**THE EXERCISE**
Extract each line containing the string "mœurs".

^^^^^^^^

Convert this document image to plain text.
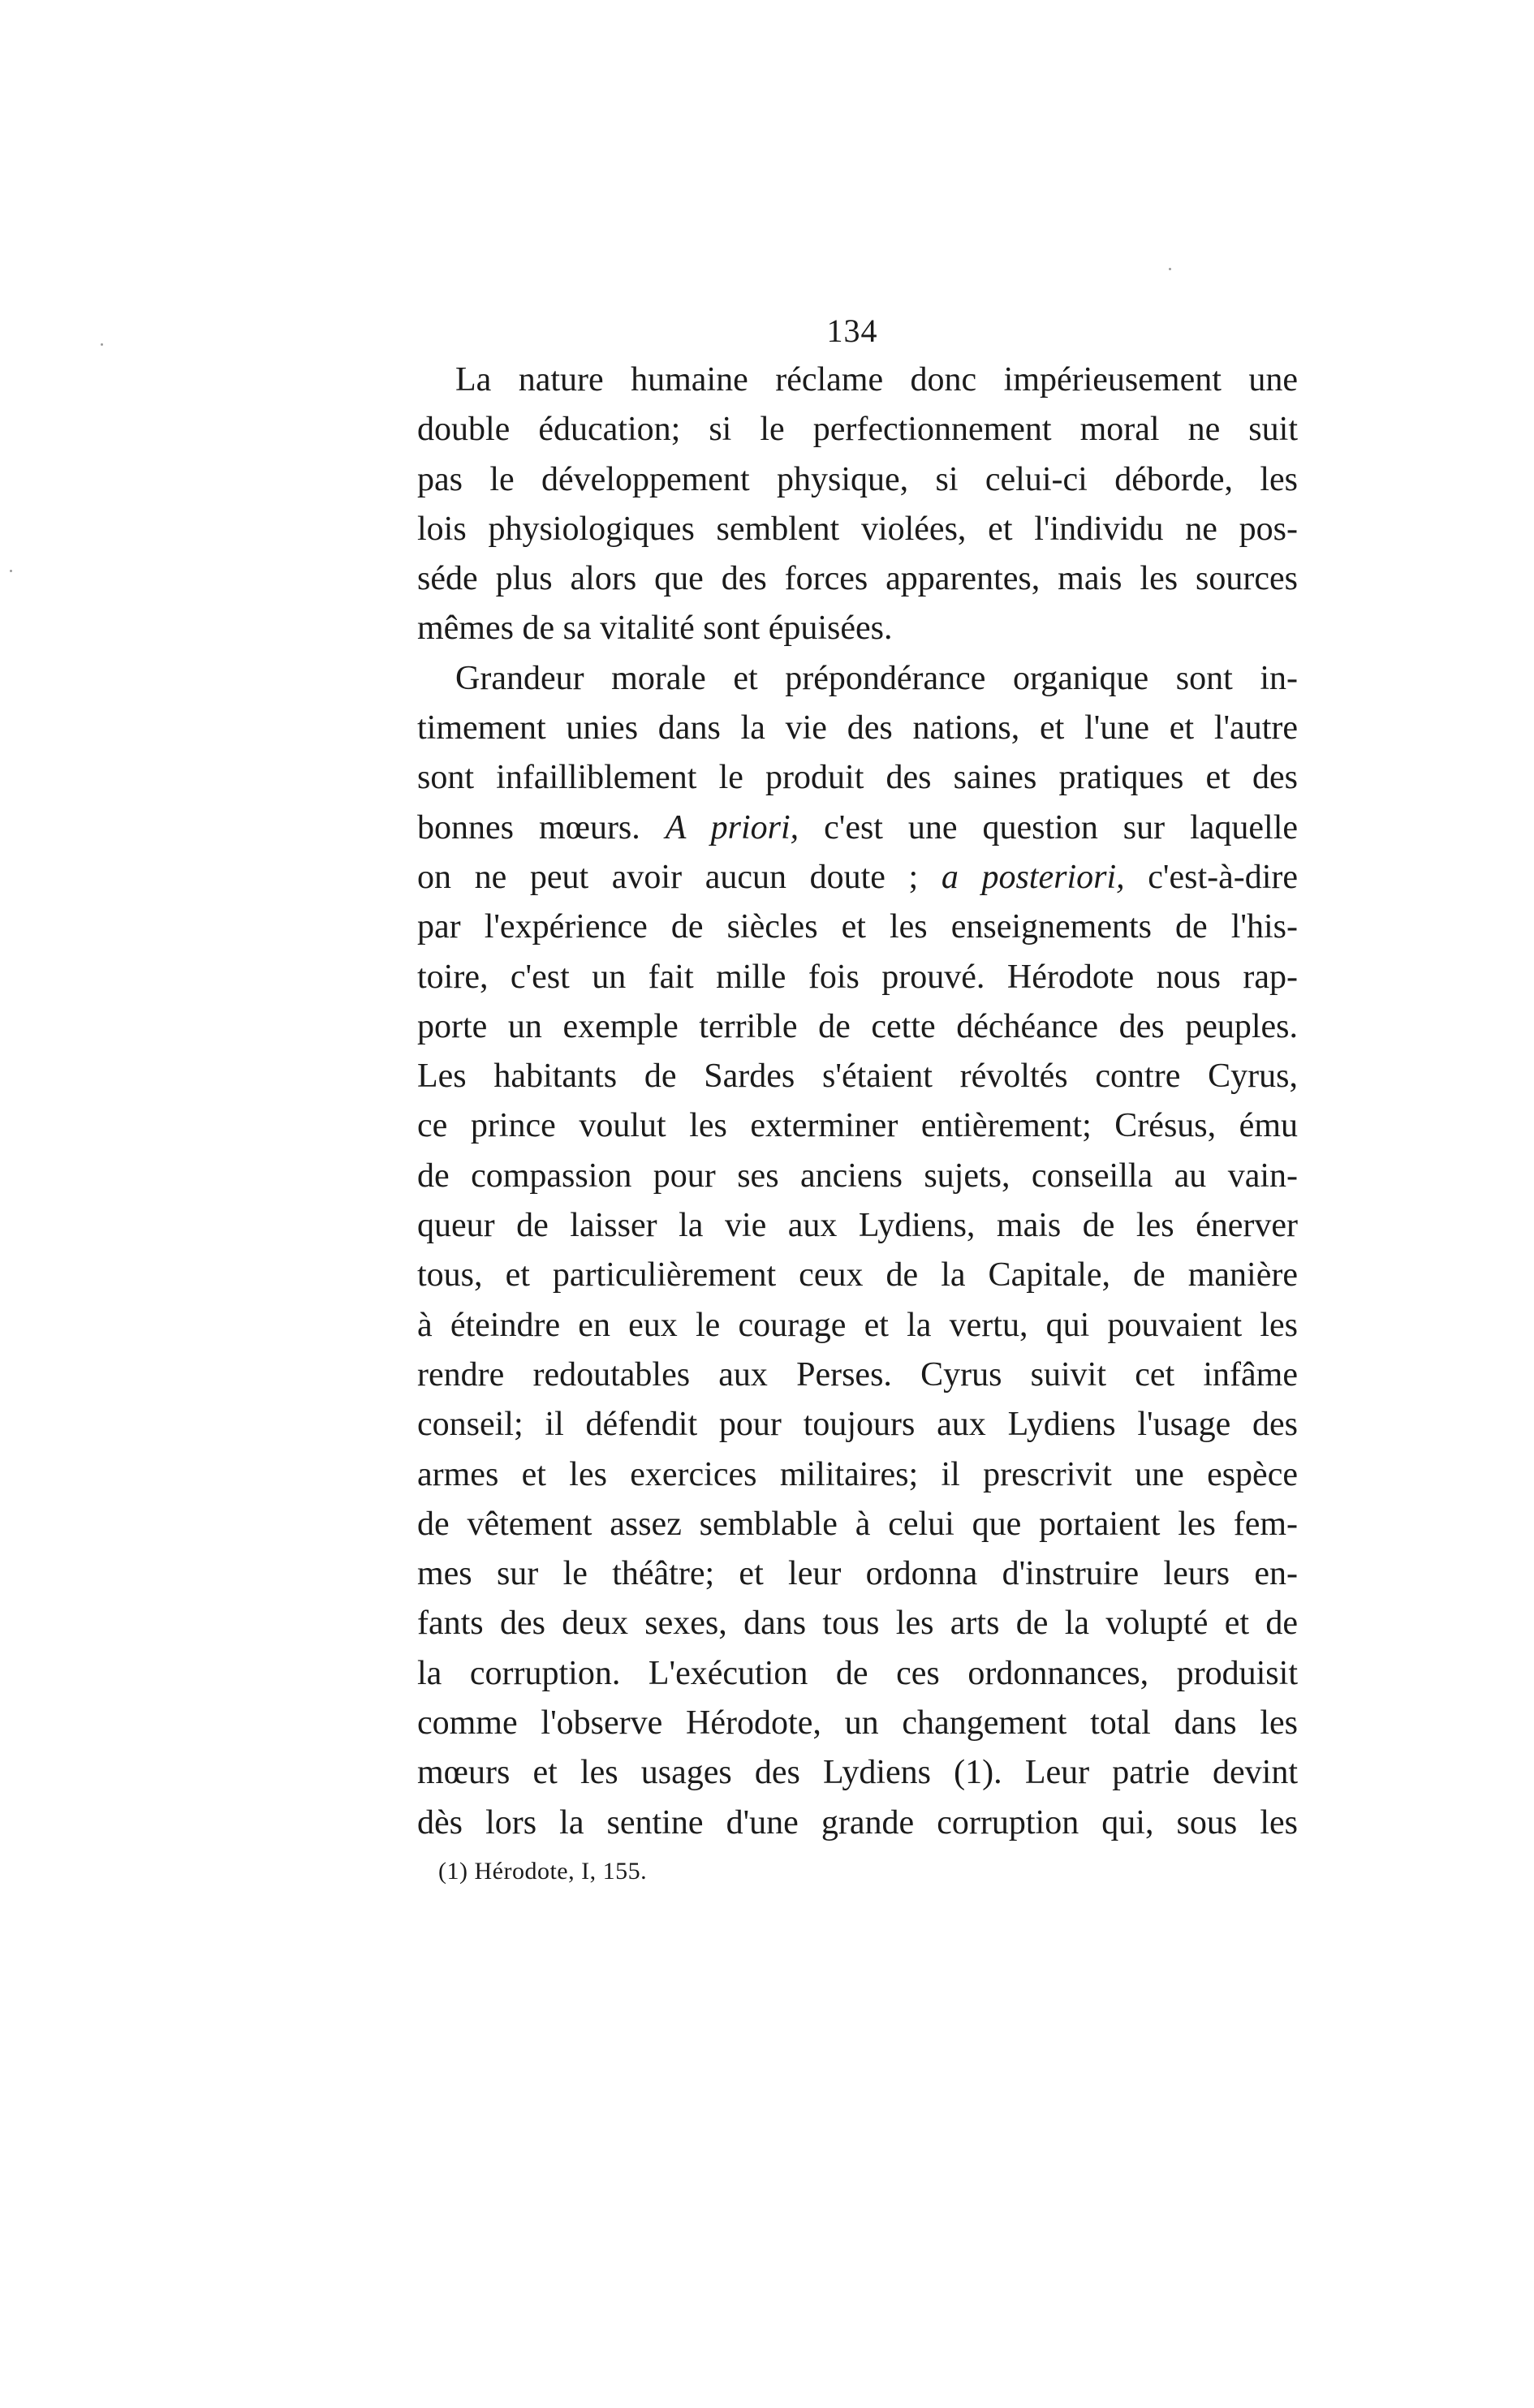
134
La nature humaine réclame donc impérieusement une
double éducation; si le perfectionnement moral ne suit
pas le développement physique, si celui-ci déborde, les
lois physiologiques semblent violées, et l'individu ne pos-
séde plus alors que des forces apparentes, mais les sources
mêmes de sa vitalité sont épuisées.
Grandeur morale et prépondérance organique sont in-
timement unies dans la vie des nations, et l'une et l'autre
sont infailliblement le produit des saines pratiques et des
bonnes mœurs. A priori, c'est une question sur laquelle
on ne peut avoir aucun doute ; a posteriori, c'est-à-dire
par l'expérience de siècles et les enseignements de l'his-
toire, c'est un fait mille fois prouvé. Hérodote nous rap-
porte un exemple terrible de cette déchéance des peuples.
Les habitants de Sardes s'étaient révoltés contre Cyrus,
ce prince voulut les exterminer entièrement; Crésus, ému
de compassion pour ses anciens sujets, conseilla au vain-
queur de laisser la vie aux Lydiens, mais de les énerver
tous, et particulièrement ceux de la Capitale, de manière
à éteindre en eux le courage et la vertu, qui pouvaient les
rendre redoutables aux Perses. Cyrus suivit cet infâme
conseil; il défendit pour toujours aux Lydiens l'usage des
armes et les exercices militaires; il prescrivit une espèce
de vêtement assez semblable à celui que portaient les fem-
mes sur le théâtre; et leur ordonna d'instruire leurs en-
fants des deux sexes, dans tous les arts de la volupté et de
la corruption. L'exécution de ces ordonnances, produisit
comme l'observe Hérodote, un changement total dans les
mœurs et les usages des Lydiens (1). Leur patrie devint
dès lors la sentine d'une grande corruption qui, sous les
(1) Hérodote, I, 155.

^^^^^^^^

**FULL RESPONSE**
bonnes mœurs. A priori, c'est une question sur laquelle
mœurs et les usages des Lydiens (1). Leur patrie devint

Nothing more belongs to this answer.